─── RECORDED INFORMATION
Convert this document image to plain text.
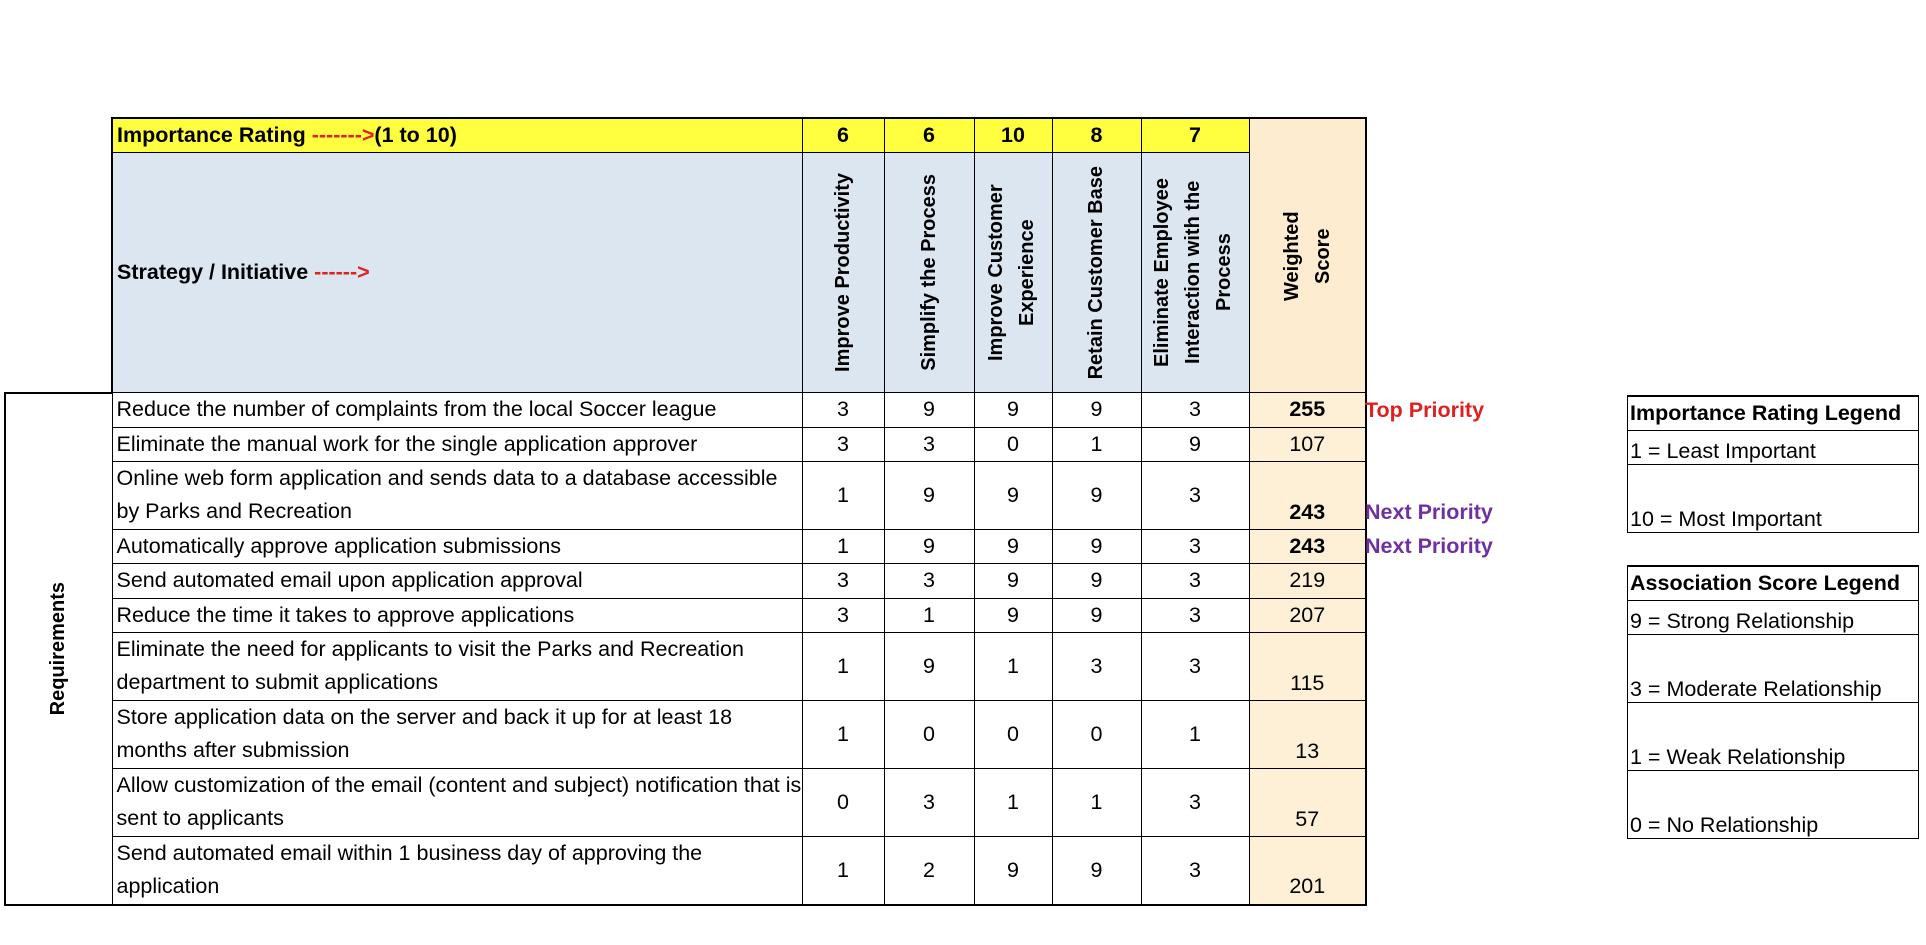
	Importance Rating ------->(1 to 10)	6	6	10	8	7	Weighted Score

	Strategy / Initiative ------>	Improve Productivity	Simplify the Process	Improve Customer Experience	Retain Customer Base	Eliminate Employee Interaction with the Process	

Requirements	Reduce the number of complaints from the local Soccer league	3	9	9	9	3	255
	Eliminate the manual work for the single application approver	3	3	0	1	9	107
	Online web form application and sends data to a database accessible by Parks and Recreation	1	9	9	9	3	243
	Automatically approve application submissions	1	9	9	9	3	243
	Send automated email upon application approval	3	3	9	9	3	219
	Reduce the time it takes to approve applications	3	1	9	9	3	207
	Eliminate the need for applicants to visit the Parks and Recreation department to submit applications	1	9	1	3	3	115
	Store application data on the server and back it up for at least 18 months after submission	1	0	0	0	1	13
	Allow customization of the email (content and subject) notification that is sent to applicants	0	3	1	1	3	57
	Send automated email within 1 business day of approving the application	1	2	9	9	3	201
Top Priority
Next Priority
Next Priority
Importance Rating Legend
1 = Least Important
10 = Most Important
Association Score Legend
9 = Strong Relationship
3 = Moderate Relationship
1 = Weak Relationship
0 = No Relationship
──────
STATED EXERCISE -> Repeat the data exactly in full, omitting its pictures.

THE COMPLETED TASK ->
Convert this document image to plain text.
	Importance Rating ------->(1 to 10)	6	6	10	8	7	Weighted Score

	Strategy / Initiative ------>	Improve Productivity	Simplify the Process	Improve Customer Experience	Retain Customer Base	Eliminate Employee Interaction with the Process	

Requirements	Reduce the number of complaints from the local Soccer league	3	9	9	9	3	255
	Eliminate the manual work for the single application approver	3	3	0	1	9	107
	Online web form application and sends data to a database accessible by Parks and Recreation	1	9	9	9	3	243
	Automatically approve application submissions	1	9	9	9	3	243
	Send automated email upon application approval	3	3	9	9	3	219
	Reduce the time it takes to approve applications	3	1	9	9	3	207
	Eliminate the need for applicants to visit the Parks and Recreation department to submit applications	1	9	1	3	3	115
	Store application data on the server and back it up for at least 18 months after submission	1	0	0	0	1	13
	Allow customization of the email (content and subject) notification that is sent to applicants	0	3	1	1	3	57
	Send automated email within 1 business day of approving the application	1	2	9	9	3	201
Top Priority
Next Priority
Next Priority
Importance Rating Legend
1 = Least Important
10 = Most Important
Association Score Legend
9 = Strong Relationship
3 = Moderate Relationship
1 = Weak Relationship
0 = No Relationship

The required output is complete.